> _What to produce_:
Pull out every line of the listing below where "staff" appears.

> _Input rows_:

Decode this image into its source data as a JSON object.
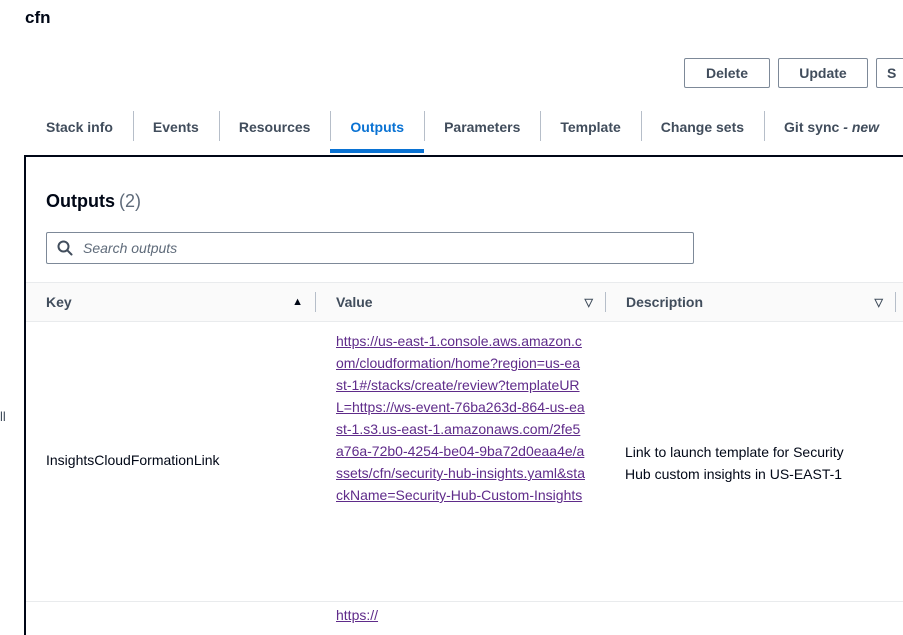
{
  "page": {
    "title": "cfn",
    "side_mark": "ll"
  },
  "actions": {
    "delete_label": "Delete",
    "update_label": "Update",
    "more_label": "S"
  },
  "tabs": [
    {
      "label": "Stack info"
    },
    {
      "label": "Events"
    },
    {
      "label": "Resources"
    },
    {
      "label": "Outputs",
      "active": true
    },
    {
      "label": "Parameters"
    },
    {
      "label": "Template"
    },
    {
      "label": "Change sets"
    },
    {
      "label": "Git sync",
      "suffix": "- new"
    }
  ],
  "outputs": {
    "title": "Outputs",
    "count": "(2)",
    "search_placeholder": "Search outputs",
    "columns": {
      "key": "Key",
      "value": "Value",
      "description": "Description"
    },
    "rows": [
      {
        "key": "InsightsCloudFormationLink",
        "value": "https://us-east-1.console.aws.amazon.com/cloudformation/home?region=us-east-1#/stacks/create/review?templateURL=https://ws-event-76ba263d-864-us-east-1.s3.us-east-1.amazonaws.com/2fe5a76a-72b0-4254-be04-9ba72d0eaa4e/assets/cfn/security-hub-insights.yaml&stackName=Security-Hub-Custom-Insights",
        "description": "Link to launch template for Security Hub custom insights in US-EAST-1"
      }
    ],
    "next_row_fragment": "https://"
  },
  "colors": {
    "accent": "#0972d3",
    "text": "#000716",
    "link_visited": "#5f2b8a",
    "border": "#7d8998"
  }
}
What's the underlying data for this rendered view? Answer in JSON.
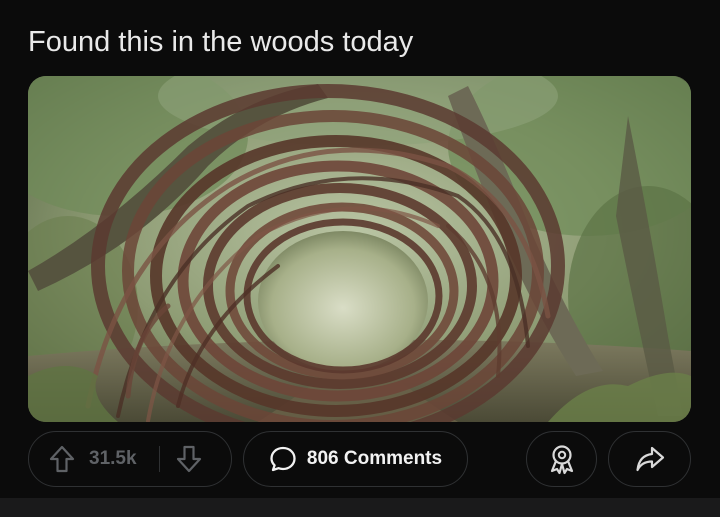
{
  "post": {
    "title": "Found this in the woods today",
    "image_description_icon": "woven-branch-tunnel-photo"
  },
  "actions": {
    "upvote_icon": "arrow-up-outline-icon",
    "vote_count": "31.5k",
    "downvote_icon": "arrow-down-outline-icon",
    "comments_icon": "speech-bubble-icon",
    "comments_label": "806 Comments",
    "award_icon": "award-ribbon-icon",
    "share_icon": "share-arrow-icon"
  },
  "colors": {
    "background": "#0b0b0b",
    "pill_border": "#2f3133",
    "muted_text": "#5f6266",
    "title_text": "#e9e9e9"
  }
}
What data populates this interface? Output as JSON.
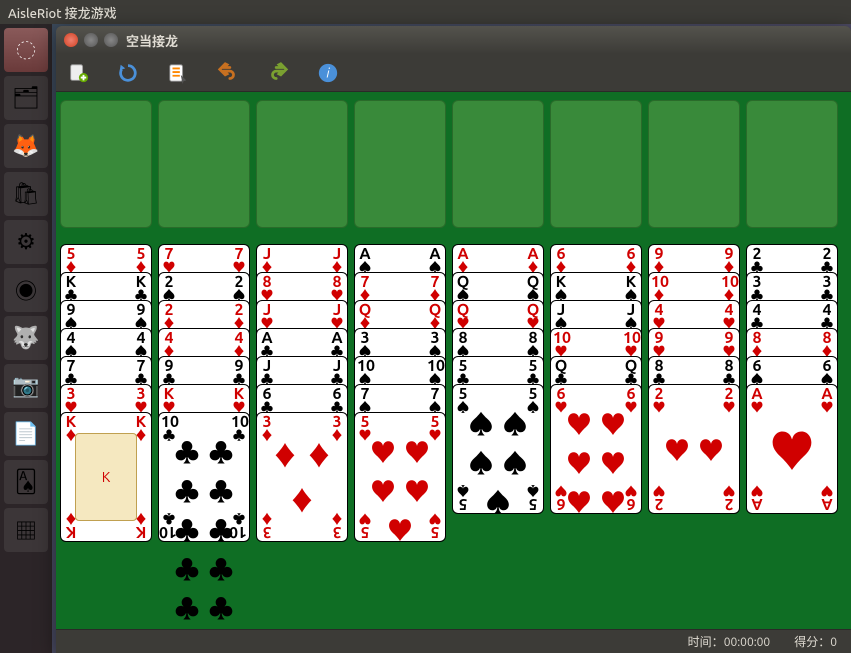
{
  "top_panel": {
    "title": "AisleRiot 接龙游戏"
  },
  "window": {
    "title": "空当接龙"
  },
  "toolbar": {
    "tooltips": {
      "new": "新游戏",
      "restart": "重新开始",
      "select": "选择游戏",
      "undo": "撤销",
      "redo": "重做",
      "hint": "提示"
    }
  },
  "statusbar": {
    "time_label": "时间：",
    "time_value": "00:00:00",
    "score_label": "得分：",
    "score_value": "0"
  },
  "suits": {
    "H": "♥",
    "D": "♦",
    "C": "♣",
    "S": "♠"
  },
  "chart_data": {
    "type": "table",
    "title": "FreeCell tableau — cards listed top-of-column → bottom",
    "columns": [
      [
        {
          "r": "5",
          "s": "D"
        },
        {
          "r": "K",
          "s": "C"
        },
        {
          "r": "9",
          "s": "S"
        },
        {
          "r": "4",
          "s": "S"
        },
        {
          "r": "7",
          "s": "C"
        },
        {
          "r": "3",
          "s": "H"
        },
        {
          "r": "K",
          "s": "D"
        }
      ],
      [
        {
          "r": "7",
          "s": "H"
        },
        {
          "r": "2",
          "s": "S"
        },
        {
          "r": "2",
          "s": "D"
        },
        {
          "r": "4",
          "s": "D"
        },
        {
          "r": "9",
          "s": "C"
        },
        {
          "r": "K",
          "s": "H"
        },
        {
          "r": "10",
          "s": "C"
        }
      ],
      [
        {
          "r": "J",
          "s": "D"
        },
        {
          "r": "8",
          "s": "H"
        },
        {
          "r": "J",
          "s": "H"
        },
        {
          "r": "A",
          "s": "C"
        },
        {
          "r": "J",
          "s": "C"
        },
        {
          "r": "6",
          "s": "C"
        },
        {
          "r": "3",
          "s": "D"
        }
      ],
      [
        {
          "r": "A",
          "s": "S"
        },
        {
          "r": "7",
          "s": "D"
        },
        {
          "r": "Q",
          "s": "D"
        },
        {
          "r": "3",
          "s": "S"
        },
        {
          "r": "10",
          "s": "S"
        },
        {
          "r": "7",
          "s": "S"
        },
        {
          "r": "5",
          "s": "H"
        }
      ],
      [
        {
          "r": "A",
          "s": "D"
        },
        {
          "r": "Q",
          "s": "S"
        },
        {
          "r": "Q",
          "s": "H"
        },
        {
          "r": "8",
          "s": "S"
        },
        {
          "r": "5",
          "s": "C"
        },
        {
          "r": "5",
          "s": "S"
        }
      ],
      [
        {
          "r": "6",
          "s": "D"
        },
        {
          "r": "K",
          "s": "S"
        },
        {
          "r": "J",
          "s": "S"
        },
        {
          "r": "10",
          "s": "H"
        },
        {
          "r": "Q",
          "s": "C"
        },
        {
          "r": "6",
          "s": "H"
        }
      ],
      [
        {
          "r": "9",
          "s": "D"
        },
        {
          "r": "10",
          "s": "D"
        },
        {
          "r": "4",
          "s": "H"
        },
        {
          "r": "9",
          "s": "H"
        },
        {
          "r": "8",
          "s": "C"
        },
        {
          "r": "2",
          "s": "H"
        }
      ],
      [
        {
          "r": "2",
          "s": "C"
        },
        {
          "r": "3",
          "s": "C"
        },
        {
          "r": "4",
          "s": "C"
        },
        {
          "r": "8",
          "s": "D"
        },
        {
          "r": "6",
          "s": "S"
        },
        {
          "r": "A",
          "s": "H"
        }
      ]
    ],
    "freecells": [
      null,
      null,
      null,
      null
    ],
    "foundations": [
      null,
      null,
      null,
      null
    ]
  },
  "launcher_icons": [
    {
      "name": "dash-icon",
      "glyph": "◌"
    },
    {
      "name": "files-icon",
      "glyph": "🗂"
    },
    {
      "name": "firefox-icon",
      "glyph": "🦊"
    },
    {
      "name": "software-icon",
      "glyph": "🛍"
    },
    {
      "name": "settings-icon",
      "glyph": "⚙"
    },
    {
      "name": "chrome-icon",
      "glyph": "◉"
    },
    {
      "name": "gimp-icon",
      "glyph": "🐺"
    },
    {
      "name": "screenshot-icon",
      "glyph": "📷"
    },
    {
      "name": "writer-icon",
      "glyph": "📄"
    },
    {
      "name": "aisleriot-icon",
      "glyph": "🂡"
    },
    {
      "name": "workspace-icon",
      "glyph": "▦"
    }
  ]
}
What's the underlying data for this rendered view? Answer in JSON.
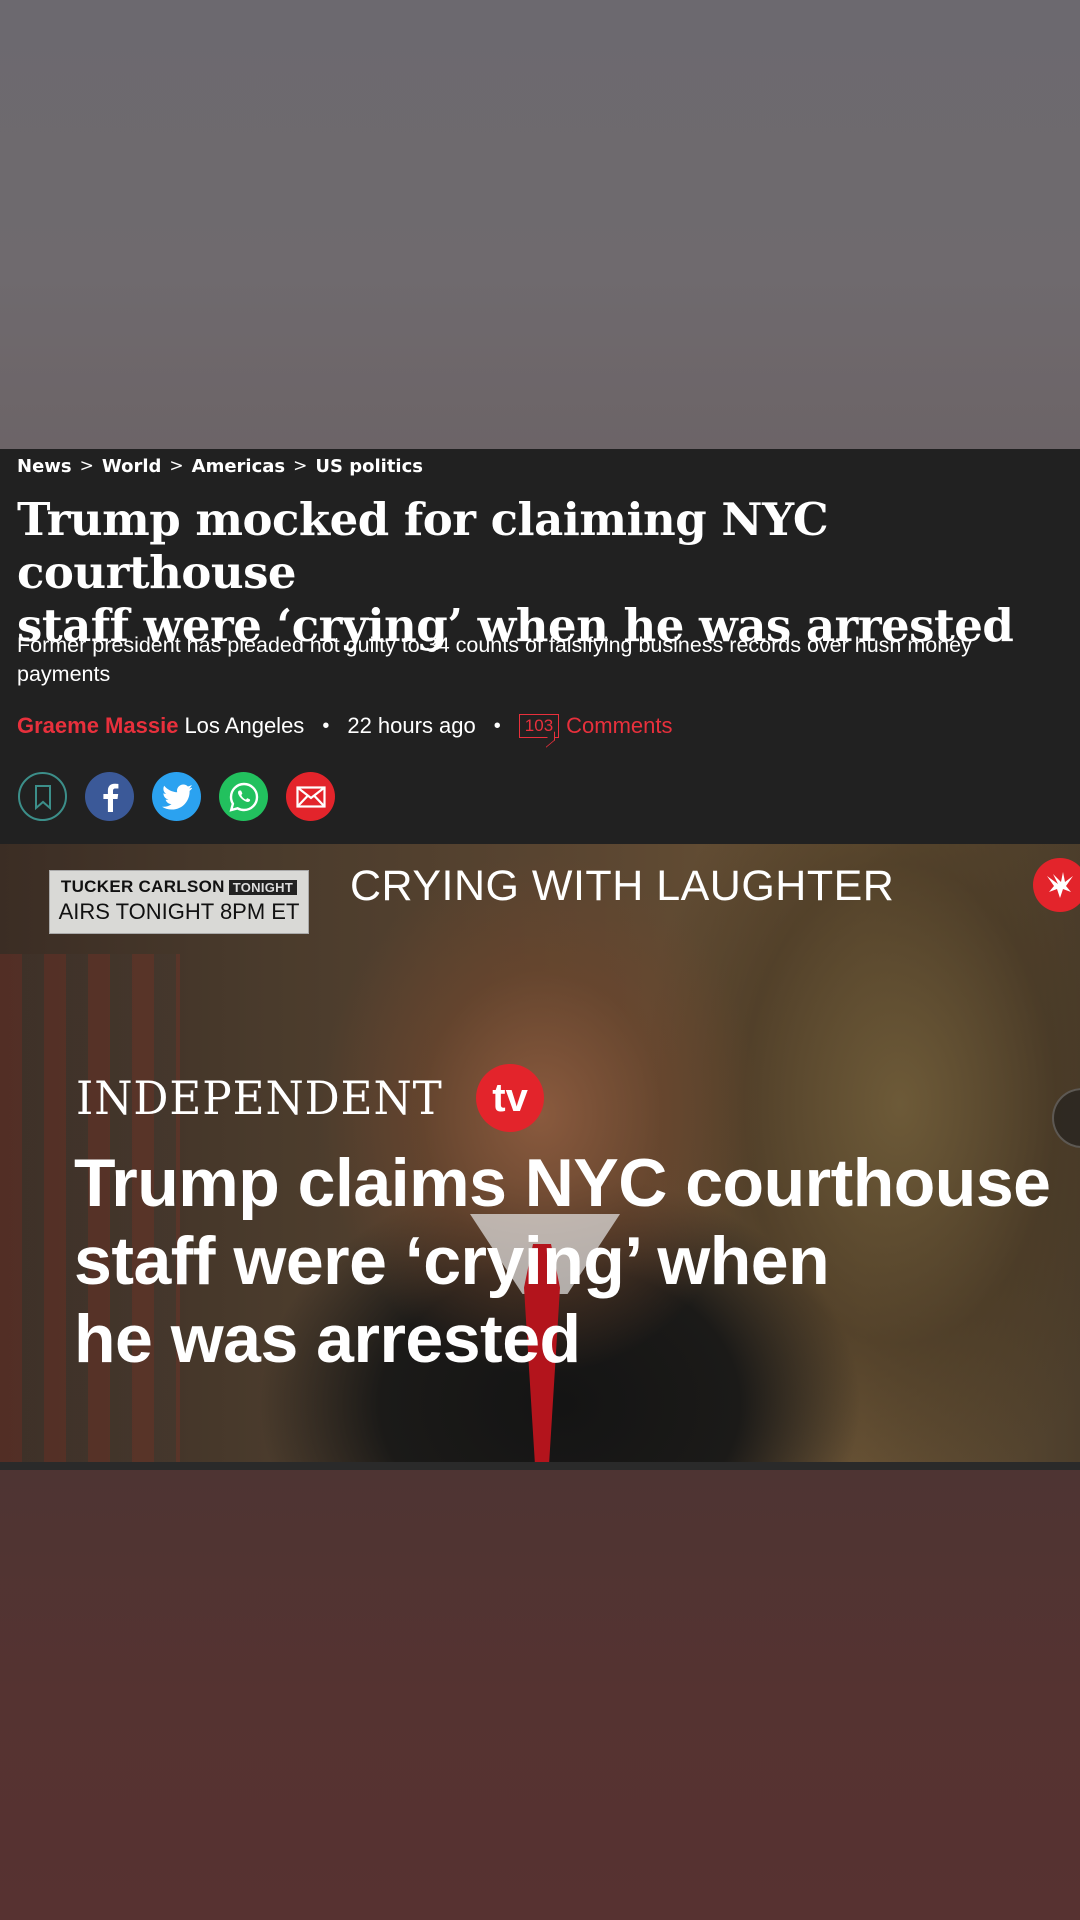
{
  "breadcrumb": {
    "items": [
      "News",
      "World",
      "Americas",
      "US politics"
    ],
    "separator": ">"
  },
  "article": {
    "headline_line1": "Trump mocked for claiming NYC courthouse",
    "headline_line2": "staff were ‘crying’ when he was arrested",
    "standfirst": "Former president has pleaded not guilty to 34 counts of falsifying business records over hush money payments",
    "author": "Graeme Massie",
    "location": "Los Angeles",
    "time": "22 hours ago",
    "comment_count": "103",
    "comments_label": "Comments",
    "dot": "•"
  },
  "share": {
    "icons": [
      "bookmark-icon",
      "facebook-icon",
      "twitter-icon",
      "whatsapp-icon",
      "email-icon"
    ]
  },
  "video": {
    "badge_line1": "TUCKER CARLSON",
    "badge_tonight": "TONIGHT",
    "badge_line2": "AIRS TONIGHT 8PM ET",
    "overlay_title": "CRYING WITH LAUGHTER",
    "brand_word": "INDEPENDENT",
    "brand_tv": "tv",
    "headline_line1": "Trump claims NYC courthouse",
    "headline_line2": "staff were ‘crying’ when",
    "headline_line3": "he was arrested"
  },
  "colors": {
    "accent": "#e8303c",
    "background": "#212121",
    "facebook": "#3b5998",
    "twitter": "#2ba2f0",
    "whatsapp": "#22c15e",
    "email": "#e3242b"
  }
}
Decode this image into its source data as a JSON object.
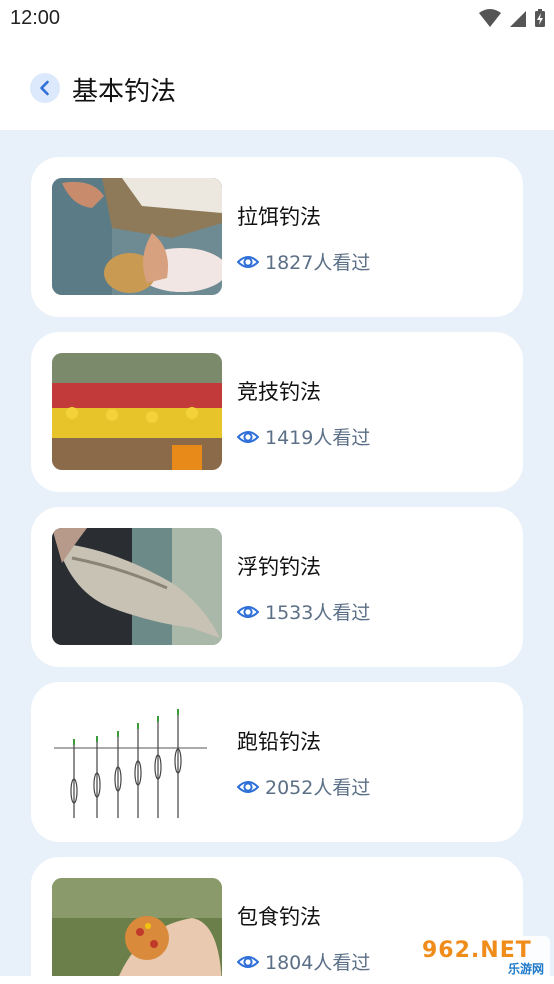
{
  "status_bar": {
    "time": "12:00"
  },
  "header": {
    "title": "基本钓法"
  },
  "list": [
    {
      "title": "拉饵钓法",
      "views": "1827人看过",
      "thumb_icon": "bait-hands-photo"
    },
    {
      "title": "竞技钓法",
      "views": "1419人看过",
      "thumb_icon": "fishing-competition-photo"
    },
    {
      "title": "浮钓钓法",
      "views": "1533人看过",
      "thumb_icon": "caught-fish-photo"
    },
    {
      "title": "跑铅钓法",
      "views": "2052人看过",
      "thumb_icon": "float-rig-diagram"
    },
    {
      "title": "包食钓法",
      "views": "1804人看过",
      "thumb_icon": "bait-ball-photo"
    }
  ],
  "watermark": {
    "main": "962.NET",
    "sub": "乐游网"
  },
  "colors": {
    "accent": "#2e6fd8",
    "background": "#e8f0f9",
    "card": "#ffffff"
  }
}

> _Solved exercise_:
    "headline_line2": "staff were ‘crying’ when he was arrested",
    "headline_line2": "staff were ‘crying’ when",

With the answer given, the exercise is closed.